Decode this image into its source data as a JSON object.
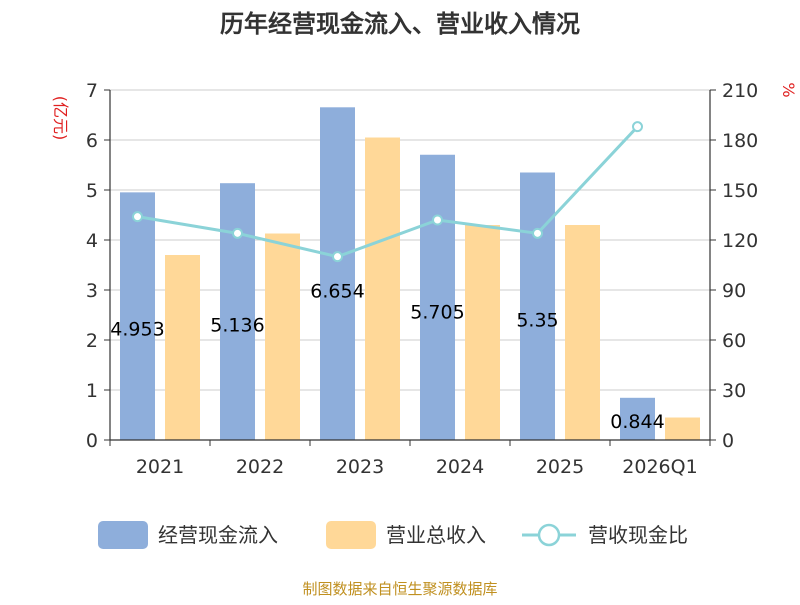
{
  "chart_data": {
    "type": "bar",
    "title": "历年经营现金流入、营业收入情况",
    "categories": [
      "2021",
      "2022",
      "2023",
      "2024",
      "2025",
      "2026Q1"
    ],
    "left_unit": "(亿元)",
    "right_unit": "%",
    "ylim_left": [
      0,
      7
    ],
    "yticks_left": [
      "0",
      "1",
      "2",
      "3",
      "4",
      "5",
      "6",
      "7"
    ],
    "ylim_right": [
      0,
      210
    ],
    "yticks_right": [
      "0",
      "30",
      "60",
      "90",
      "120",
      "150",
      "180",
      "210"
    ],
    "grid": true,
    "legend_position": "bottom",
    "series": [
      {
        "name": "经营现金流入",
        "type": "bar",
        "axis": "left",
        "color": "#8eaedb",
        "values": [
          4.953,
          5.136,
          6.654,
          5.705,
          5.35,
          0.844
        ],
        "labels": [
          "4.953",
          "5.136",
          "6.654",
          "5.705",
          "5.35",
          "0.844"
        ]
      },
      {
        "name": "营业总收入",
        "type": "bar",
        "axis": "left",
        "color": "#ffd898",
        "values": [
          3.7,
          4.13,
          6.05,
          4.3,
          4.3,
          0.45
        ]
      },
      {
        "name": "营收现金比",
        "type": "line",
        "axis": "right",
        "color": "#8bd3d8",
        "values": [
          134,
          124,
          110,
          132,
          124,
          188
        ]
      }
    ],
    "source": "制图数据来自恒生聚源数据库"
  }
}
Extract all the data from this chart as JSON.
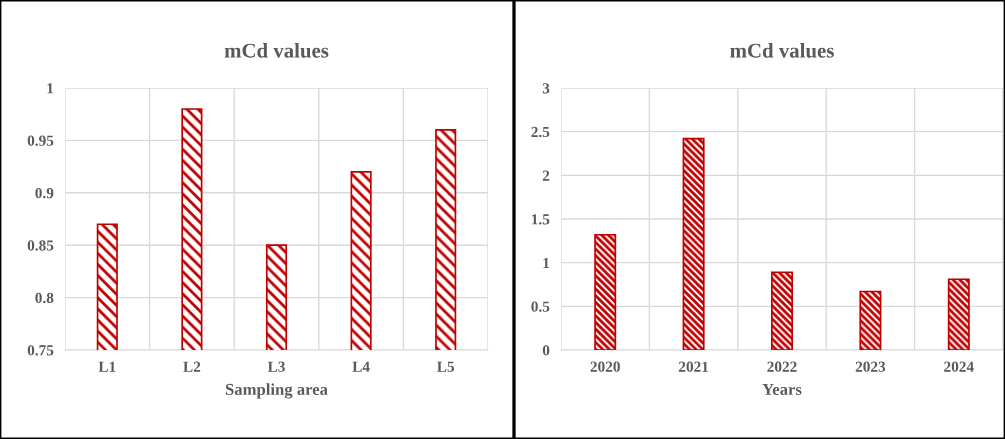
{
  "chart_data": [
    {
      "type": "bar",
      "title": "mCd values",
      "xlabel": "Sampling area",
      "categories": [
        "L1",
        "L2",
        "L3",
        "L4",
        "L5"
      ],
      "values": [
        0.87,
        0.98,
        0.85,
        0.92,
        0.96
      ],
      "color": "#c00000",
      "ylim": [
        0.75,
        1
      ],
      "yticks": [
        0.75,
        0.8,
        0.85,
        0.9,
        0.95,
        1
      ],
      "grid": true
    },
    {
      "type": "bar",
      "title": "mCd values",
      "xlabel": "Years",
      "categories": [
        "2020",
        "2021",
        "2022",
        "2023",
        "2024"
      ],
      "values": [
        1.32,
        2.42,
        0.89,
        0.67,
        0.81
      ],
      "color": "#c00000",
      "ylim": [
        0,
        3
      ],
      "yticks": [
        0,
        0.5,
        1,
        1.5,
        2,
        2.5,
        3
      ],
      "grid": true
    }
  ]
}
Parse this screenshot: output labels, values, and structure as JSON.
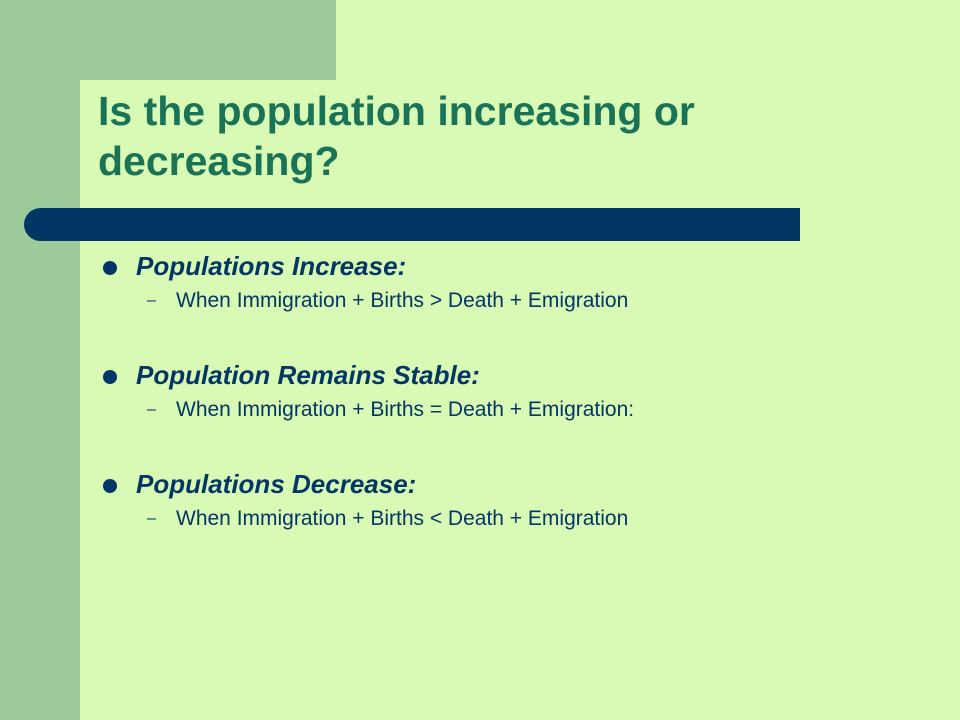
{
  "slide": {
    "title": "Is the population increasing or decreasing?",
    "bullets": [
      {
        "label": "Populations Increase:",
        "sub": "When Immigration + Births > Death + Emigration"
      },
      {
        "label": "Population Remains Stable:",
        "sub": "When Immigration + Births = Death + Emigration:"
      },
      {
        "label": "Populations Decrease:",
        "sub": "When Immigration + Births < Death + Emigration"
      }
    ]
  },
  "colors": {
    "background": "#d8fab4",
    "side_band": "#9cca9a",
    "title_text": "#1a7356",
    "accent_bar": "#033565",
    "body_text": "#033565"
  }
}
※
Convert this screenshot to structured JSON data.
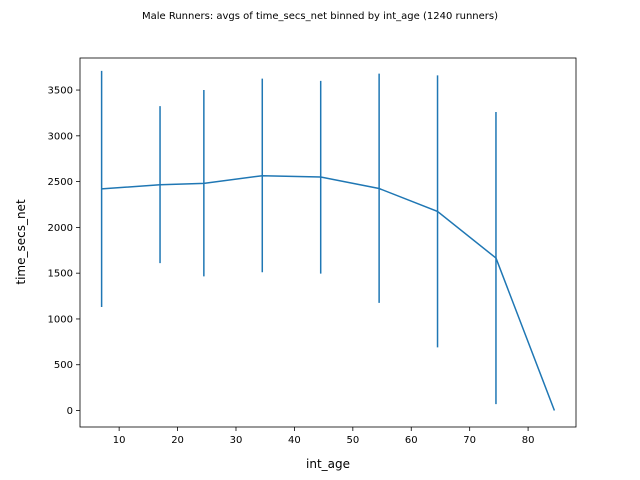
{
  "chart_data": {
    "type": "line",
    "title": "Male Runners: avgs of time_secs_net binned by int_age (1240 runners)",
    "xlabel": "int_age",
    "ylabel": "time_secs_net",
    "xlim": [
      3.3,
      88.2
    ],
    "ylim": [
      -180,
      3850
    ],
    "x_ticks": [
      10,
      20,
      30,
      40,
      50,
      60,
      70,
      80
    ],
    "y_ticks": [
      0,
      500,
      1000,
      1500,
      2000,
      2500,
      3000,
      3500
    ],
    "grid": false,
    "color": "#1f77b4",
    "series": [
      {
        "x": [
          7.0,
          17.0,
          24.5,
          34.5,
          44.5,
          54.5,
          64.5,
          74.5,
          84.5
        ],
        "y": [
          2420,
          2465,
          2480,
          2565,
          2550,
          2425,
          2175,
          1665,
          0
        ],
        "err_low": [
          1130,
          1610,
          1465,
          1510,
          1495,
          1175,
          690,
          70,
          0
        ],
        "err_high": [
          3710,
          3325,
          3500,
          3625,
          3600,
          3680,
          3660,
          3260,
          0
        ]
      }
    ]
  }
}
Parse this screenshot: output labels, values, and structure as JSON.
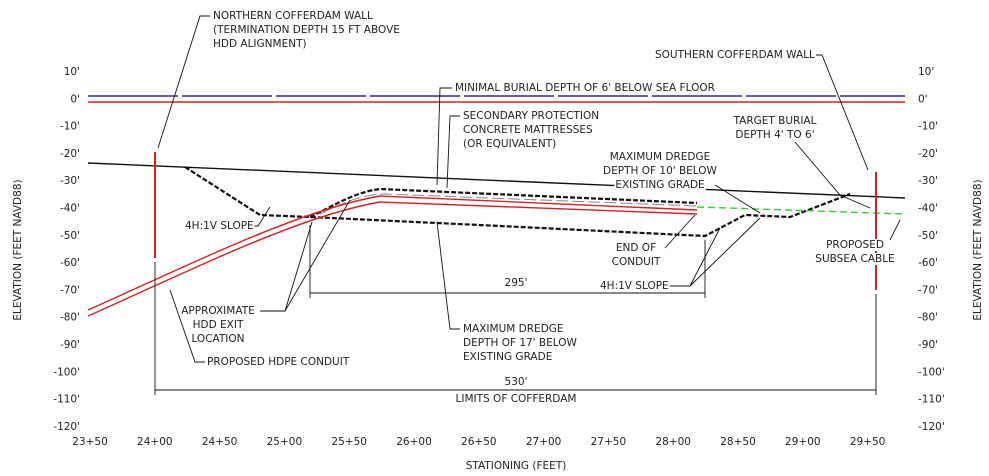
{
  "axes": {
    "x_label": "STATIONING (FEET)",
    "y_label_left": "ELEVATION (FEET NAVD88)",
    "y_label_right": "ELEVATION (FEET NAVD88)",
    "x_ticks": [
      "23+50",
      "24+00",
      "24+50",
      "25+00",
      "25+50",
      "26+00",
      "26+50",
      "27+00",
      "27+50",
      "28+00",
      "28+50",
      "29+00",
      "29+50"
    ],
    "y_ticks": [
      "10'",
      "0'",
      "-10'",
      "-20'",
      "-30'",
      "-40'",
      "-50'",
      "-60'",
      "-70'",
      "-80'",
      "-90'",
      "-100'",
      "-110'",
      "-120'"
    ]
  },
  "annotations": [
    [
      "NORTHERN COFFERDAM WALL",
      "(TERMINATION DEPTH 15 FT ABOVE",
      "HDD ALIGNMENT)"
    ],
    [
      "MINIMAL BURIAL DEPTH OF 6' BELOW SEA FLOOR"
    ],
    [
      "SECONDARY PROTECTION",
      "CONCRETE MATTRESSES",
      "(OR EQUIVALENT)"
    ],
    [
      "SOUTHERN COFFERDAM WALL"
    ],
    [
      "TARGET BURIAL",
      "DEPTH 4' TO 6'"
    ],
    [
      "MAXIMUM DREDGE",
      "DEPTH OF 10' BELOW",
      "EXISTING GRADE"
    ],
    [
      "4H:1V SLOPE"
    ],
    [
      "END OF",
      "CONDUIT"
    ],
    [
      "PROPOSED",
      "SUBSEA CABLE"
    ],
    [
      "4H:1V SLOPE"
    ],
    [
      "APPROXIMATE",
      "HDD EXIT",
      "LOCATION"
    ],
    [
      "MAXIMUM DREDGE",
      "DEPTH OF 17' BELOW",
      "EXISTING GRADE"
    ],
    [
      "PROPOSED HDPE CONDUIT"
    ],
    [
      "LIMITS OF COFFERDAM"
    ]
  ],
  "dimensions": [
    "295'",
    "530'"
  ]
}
※
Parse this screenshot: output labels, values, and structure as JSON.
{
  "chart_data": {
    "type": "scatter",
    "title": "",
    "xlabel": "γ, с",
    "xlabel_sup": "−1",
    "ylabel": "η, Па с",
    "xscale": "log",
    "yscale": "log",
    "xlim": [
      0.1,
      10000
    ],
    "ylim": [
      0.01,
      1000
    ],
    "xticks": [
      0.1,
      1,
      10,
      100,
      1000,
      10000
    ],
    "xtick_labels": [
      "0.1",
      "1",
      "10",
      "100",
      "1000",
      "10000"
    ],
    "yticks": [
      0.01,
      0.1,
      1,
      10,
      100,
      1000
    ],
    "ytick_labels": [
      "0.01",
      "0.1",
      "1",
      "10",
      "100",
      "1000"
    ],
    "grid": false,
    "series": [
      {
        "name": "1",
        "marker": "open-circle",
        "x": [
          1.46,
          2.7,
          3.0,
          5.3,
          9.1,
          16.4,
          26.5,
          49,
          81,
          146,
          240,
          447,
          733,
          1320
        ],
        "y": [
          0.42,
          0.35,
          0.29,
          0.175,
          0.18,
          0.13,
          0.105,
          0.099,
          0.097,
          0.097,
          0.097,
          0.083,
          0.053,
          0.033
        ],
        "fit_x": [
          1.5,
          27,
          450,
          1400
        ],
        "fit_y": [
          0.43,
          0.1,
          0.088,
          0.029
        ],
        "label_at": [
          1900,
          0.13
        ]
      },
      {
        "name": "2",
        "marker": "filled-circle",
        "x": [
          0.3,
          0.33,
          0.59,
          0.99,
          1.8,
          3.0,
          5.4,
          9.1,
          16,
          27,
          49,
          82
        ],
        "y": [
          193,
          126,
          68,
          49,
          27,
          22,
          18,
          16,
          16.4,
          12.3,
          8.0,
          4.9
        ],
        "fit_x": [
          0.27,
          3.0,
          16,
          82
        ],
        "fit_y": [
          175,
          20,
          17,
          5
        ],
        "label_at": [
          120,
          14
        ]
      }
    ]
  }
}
※
What the exercise asks: Determine the number of lines in the entries above where the string "Death" appears. Answer with the number alone.

Expected answer: 3